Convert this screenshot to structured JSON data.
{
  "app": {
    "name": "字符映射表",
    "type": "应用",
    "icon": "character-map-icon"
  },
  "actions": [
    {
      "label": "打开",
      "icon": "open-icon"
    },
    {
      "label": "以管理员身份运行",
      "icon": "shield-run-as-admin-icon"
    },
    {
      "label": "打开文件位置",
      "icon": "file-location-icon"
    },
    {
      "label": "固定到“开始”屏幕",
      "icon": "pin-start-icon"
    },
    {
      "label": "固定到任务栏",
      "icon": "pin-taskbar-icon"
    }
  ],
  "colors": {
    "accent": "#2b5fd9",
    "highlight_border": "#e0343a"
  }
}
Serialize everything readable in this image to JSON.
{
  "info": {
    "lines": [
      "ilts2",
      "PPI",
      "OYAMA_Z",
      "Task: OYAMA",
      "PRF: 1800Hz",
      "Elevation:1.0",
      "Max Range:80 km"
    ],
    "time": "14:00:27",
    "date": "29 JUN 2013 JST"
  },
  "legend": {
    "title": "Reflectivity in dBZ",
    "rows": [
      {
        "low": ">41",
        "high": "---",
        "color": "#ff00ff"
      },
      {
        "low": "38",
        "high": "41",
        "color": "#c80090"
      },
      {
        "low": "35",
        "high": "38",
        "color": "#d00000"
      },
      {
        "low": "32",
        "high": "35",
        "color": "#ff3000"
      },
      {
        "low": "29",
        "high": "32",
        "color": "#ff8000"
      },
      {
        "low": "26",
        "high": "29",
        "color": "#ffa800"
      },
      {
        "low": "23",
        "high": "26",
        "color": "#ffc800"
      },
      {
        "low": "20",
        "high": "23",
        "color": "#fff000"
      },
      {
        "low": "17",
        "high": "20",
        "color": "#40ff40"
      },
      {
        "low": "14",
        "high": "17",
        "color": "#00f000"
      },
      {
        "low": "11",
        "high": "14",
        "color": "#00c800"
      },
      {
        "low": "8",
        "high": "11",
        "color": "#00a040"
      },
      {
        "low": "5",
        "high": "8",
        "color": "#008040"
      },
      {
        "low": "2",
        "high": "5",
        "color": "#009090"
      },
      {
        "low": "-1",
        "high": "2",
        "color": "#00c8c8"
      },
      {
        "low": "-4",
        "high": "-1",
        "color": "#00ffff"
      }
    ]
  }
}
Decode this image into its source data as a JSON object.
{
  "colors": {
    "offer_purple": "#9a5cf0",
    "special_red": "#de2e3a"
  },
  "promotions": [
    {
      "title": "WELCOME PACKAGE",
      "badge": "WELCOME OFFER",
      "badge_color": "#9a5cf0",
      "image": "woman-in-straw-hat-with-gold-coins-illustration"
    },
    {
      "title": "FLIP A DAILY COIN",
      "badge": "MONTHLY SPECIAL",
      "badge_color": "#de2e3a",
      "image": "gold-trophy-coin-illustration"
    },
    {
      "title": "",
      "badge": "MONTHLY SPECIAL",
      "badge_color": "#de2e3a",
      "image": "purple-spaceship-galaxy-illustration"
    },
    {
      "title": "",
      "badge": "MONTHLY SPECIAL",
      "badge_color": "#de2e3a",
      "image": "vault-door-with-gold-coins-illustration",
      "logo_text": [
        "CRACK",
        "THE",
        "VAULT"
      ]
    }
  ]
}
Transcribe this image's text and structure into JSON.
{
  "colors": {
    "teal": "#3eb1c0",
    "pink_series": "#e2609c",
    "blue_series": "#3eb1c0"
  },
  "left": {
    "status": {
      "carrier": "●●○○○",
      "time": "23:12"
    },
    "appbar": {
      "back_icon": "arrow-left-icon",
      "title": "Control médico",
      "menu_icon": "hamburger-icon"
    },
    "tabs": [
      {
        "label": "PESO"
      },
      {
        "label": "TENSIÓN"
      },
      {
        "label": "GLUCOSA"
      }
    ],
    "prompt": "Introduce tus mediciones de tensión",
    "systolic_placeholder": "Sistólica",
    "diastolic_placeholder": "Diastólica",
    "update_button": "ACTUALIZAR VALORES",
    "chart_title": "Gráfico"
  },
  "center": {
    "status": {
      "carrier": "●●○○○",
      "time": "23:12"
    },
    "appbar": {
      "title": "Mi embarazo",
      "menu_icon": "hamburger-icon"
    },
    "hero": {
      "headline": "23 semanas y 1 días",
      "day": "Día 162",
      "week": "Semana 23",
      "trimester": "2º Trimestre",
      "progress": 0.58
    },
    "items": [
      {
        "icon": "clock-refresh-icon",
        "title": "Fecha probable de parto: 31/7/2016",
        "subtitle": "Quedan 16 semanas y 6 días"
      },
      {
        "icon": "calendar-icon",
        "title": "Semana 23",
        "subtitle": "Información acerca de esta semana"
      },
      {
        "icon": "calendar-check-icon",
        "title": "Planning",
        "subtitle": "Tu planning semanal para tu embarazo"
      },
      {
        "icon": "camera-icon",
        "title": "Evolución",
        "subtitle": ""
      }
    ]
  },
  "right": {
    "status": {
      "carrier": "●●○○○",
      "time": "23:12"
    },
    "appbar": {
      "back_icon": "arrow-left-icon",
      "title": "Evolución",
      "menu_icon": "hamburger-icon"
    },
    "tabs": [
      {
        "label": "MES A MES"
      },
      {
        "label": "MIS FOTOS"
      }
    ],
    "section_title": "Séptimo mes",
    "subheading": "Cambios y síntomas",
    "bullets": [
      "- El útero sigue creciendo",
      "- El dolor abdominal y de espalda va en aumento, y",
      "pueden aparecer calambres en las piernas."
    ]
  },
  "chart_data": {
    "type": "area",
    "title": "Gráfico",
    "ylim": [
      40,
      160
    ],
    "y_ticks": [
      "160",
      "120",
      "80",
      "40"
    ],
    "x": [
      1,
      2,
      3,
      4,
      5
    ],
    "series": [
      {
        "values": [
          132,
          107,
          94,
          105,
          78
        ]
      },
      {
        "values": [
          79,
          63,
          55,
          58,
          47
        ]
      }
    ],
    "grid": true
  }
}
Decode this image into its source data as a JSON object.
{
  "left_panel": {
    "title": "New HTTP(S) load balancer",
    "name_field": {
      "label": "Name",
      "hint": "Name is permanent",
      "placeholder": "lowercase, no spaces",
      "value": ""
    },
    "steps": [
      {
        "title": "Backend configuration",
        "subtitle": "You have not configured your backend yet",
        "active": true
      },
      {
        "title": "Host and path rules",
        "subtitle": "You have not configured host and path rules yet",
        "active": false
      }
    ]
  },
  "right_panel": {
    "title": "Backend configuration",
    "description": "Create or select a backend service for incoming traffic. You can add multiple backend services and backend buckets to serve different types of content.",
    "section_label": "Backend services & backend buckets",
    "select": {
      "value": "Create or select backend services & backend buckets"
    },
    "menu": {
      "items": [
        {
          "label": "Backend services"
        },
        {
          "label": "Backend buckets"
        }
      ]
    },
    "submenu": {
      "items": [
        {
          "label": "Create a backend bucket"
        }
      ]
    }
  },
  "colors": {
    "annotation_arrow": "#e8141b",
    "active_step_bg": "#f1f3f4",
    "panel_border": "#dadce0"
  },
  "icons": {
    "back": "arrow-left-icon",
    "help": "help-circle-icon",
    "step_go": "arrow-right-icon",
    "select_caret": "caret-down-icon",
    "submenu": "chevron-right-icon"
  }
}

::::

## The task
Repeat back the data above, exact to the last character.

## Exercise result
Convert this screenshot to structured JSON data.
{
  "app": {
    "name": "字符映射表",
    "type": "应用",
    "icon": "character-map-icon"
  },
  "actions": [
    {
      "label": "打开",
      "icon": "open-icon"
    },
    {
      "label": "以管理员身份运行",
      "icon": "shield-run-as-admin-icon"
    },
    {
      "label": "打开文件位置",
      "icon": "file-location-icon"
    },
    {
      "label": "固定到“开始”屏幕",
      "icon": "pin-start-icon"
    },
    {
      "label": "固定到任务栏",
      "icon": "pin-taskbar-icon"
    }
  ],
  "colors": {
    "accent": "#2b5fd9",
    "highlight_border": "#e0343a"
  }
}
Serialize everything readable in this image to JSON.
{
  "info": {
    "lines": [
      "ilts2",
      "PPI",
      "OYAMA_Z",
      "Task: OYAMA",
      "PRF: 1800Hz",
      "Elevation:1.0",
      "Max Range:80 km"
    ],
    "time": "14:00:27",
    "date": "29 JUN 2013 JST"
  },
  "legend": {
    "title": "Reflectivity in dBZ",
    "rows": [
      {
        "low": ">41",
        "high": "---",
        "color": "#ff00ff"
      },
      {
        "low": "38",
        "high": "41",
        "color": "#c80090"
      },
      {
        "low": "35",
        "high": "38",
        "color": "#d00000"
      },
      {
        "low": "32",
        "high": "35",
        "color": "#ff3000"
      },
      {
        "low": "29",
        "high": "32",
        "color": "#ff8000"
      },
      {
        "low": "26",
        "high": "29",
        "color": "#ffa800"
      },
      {
        "low": "23",
        "high": "26",
        "color": "#ffc800"
      },
      {
        "low": "20",
        "high": "23",
        "color": "#fff000"
      },
      {
        "low": "17",
        "high": "20",
        "color": "#40ff40"
      },
      {
        "low": "14",
        "high": "17",
        "color": "#00f000"
      },
      {
        "low": "11",
        "high": "14",
        "color": "#00c800"
      },
      {
        "low": "8",
        "high": "11",
        "color": "#00a040"
      },
      {
        "low": "5",
        "high": "8",
        "color": "#008040"
      },
      {
        "low": "2",
        "high": "5",
        "color": "#009090"
      },
      {
        "low": "-1",
        "high": "2",
        "color": "#00c8c8"
      },
      {
        "low": "-4",
        "high": "-1",
        "color": "#00ffff"
      }
    ]
  }
}
Decode this image into its source data as a JSON object.
{
  "colors": {
    "offer_purple": "#9a5cf0",
    "special_red": "#de2e3a"
  },
  "promotions": [
    {
      "title": "WELCOME PACKAGE",
      "badge": "WELCOME OFFER",
      "badge_color": "#9a5cf0",
      "image": "woman-in-straw-hat-with-gold-coins-illustration"
    },
    {
      "title": "FLIP A DAILY COIN",
      "badge": "MONTHLY SPECIAL",
      "badge_color": "#de2e3a",
      "image": "gold-trophy-coin-illustration"
    },
    {
      "title": "",
      "badge": "MONTHLY SPECIAL",
      "badge_color": "#de2e3a",
      "image": "purple-spaceship-galaxy-illustration"
    },
    {
      "title": "",
      "badge": "MONTHLY SPECIAL",
      "badge_color": "#de2e3a",
      "image": "vault-door-with-gold-coins-illustration",
      "logo_text": [
        "CRACK",
        "THE",
        "VAULT"
      ]
    }
  ]
}
Transcribe this image's text and structure into JSON.
{
  "colors": {
    "teal": "#3eb1c0",
    "pink_series": "#e2609c",
    "blue_series": "#3eb1c0"
  },
  "left": {
    "status": {
      "carrier": "●●○○○",
      "time": "23:12"
    },
    "appbar": {
      "back_icon": "arrow-left-icon",
      "title": "Control médico",
      "menu_icon": "hamburger-icon"
    },
    "tabs": [
      {
        "label": "PESO"
      },
      {
        "label": "TENSIÓN"
      },
      {
        "label": "GLUCOSA"
      }
    ],
    "prompt": "Introduce tus mediciones de tensión",
    "systolic_placeholder": "Sistólica",
    "diastolic_placeholder": "Diastólica",
    "update_button": "ACTUALIZAR VALORES",
    "chart_title": "Gráfico"
  },
  "center": {
    "status": {
      "carrier": "●●○○○",
      "time": "23:12"
    },
    "appbar": {
      "title": "Mi embarazo",
      "menu_icon": "hamburger-icon"
    },
    "hero": {
      "headline": "23 semanas y 1 días",
      "day": "Día 162",
      "week": "Semana 23",
      "trimester": "2º Trimestre",
      "progress": 0.58
    },
    "items": [
      {
        "icon": "clock-refresh-icon",
        "title": "Fecha probable de parto: 31/7/2016",
        "subtitle": "Quedan 16 semanas y 6 días"
      },
      {
        "icon": "calendar-icon",
        "title": "Semana 23",
        "subtitle": "Información acerca de esta semana"
      },
      {
        "icon": "calendar-check-icon",
        "title": "Planning",
        "subtitle": "Tu planning semanal para tu embarazo"
      },
      {
        "icon": "camera-icon",
        "title": "Evolución",
        "subtitle": ""
      }
    ]
  },
  "right": {
    "status": {
      "carrier": "●●○○○",
      "time": "23:12"
    },
    "appbar": {
      "back_icon": "arrow-left-icon",
      "title": "Evolución",
      "menu_icon": "hamburger-icon"
    },
    "tabs": [
      {
        "label": "MES A MES"
      },
      {
        "label": "MIS FOTOS"
      }
    ],
    "section_title": "Séptimo mes",
    "subheading": "Cambios y síntomas",
    "bullets": [
      "- El útero sigue creciendo",
      "- El dolor abdominal y de espalda va en aumento, y",
      "pueden aparecer calambres en las piernas."
    ]
  },
  "chart_data": {
    "type": "area",
    "title": "Gráfico",
    "ylim": [
      40,
      160
    ],
    "y_ticks": [
      "160",
      "120",
      "80",
      "40"
    ],
    "x": [
      1,
      2,
      3,
      4,
      5
    ],
    "series": [
      {
        "values": [
          132,
          107,
          94,
          105,
          78
        ]
      },
      {
        "values": [
          79,
          63,
          55,
          58,
          47
        ]
      }
    ],
    "grid": true
  }
}
Decode this image into its source data as a JSON object.
{
  "left_panel": {
    "title": "New HTTP(S) load balancer",
    "name_field": {
      "label": "Name",
      "hint": "Name is permanent",
      "placeholder": "lowercase, no spaces",
      "value": ""
    },
    "steps": [
      {
        "title": "Backend configuration",
        "subtitle": "You have not configured your backend yet",
        "active": true
      },
      {
        "title": "Host and path rules",
        "subtitle": "You have not configured host and path rules yet",
        "active": false
      }
    ]
  },
  "right_panel": {
    "title": "Backend configuration",
    "description": "Create or select a backend service for incoming traffic. You can add multiple backend services and backend buckets to serve different types of content.",
    "section_label": "Backend services & backend buckets",
    "select": {
      "value": "Create or select backend services & backend buckets"
    },
    "menu": {
      "items": [
        {
          "label": "Backend services"
        },
        {
          "label": "Backend buckets"
        }
      ]
    },
    "submenu": {
      "items": [
        {
          "label": "Create a backend bucket"
        }
      ]
    }
  },
  "colors": {
    "annotation_arrow": "#e8141b",
    "active_step_bg": "#f1f3f4",
    "panel_border": "#dadce0"
  },
  "icons": {
    "back": "arrow-left-icon",
    "help": "help-circle-icon",
    "step_go": "arrow-right-icon",
    "select_caret": "caret-down-icon",
    "submenu": "chevron-right-icon"
  }
}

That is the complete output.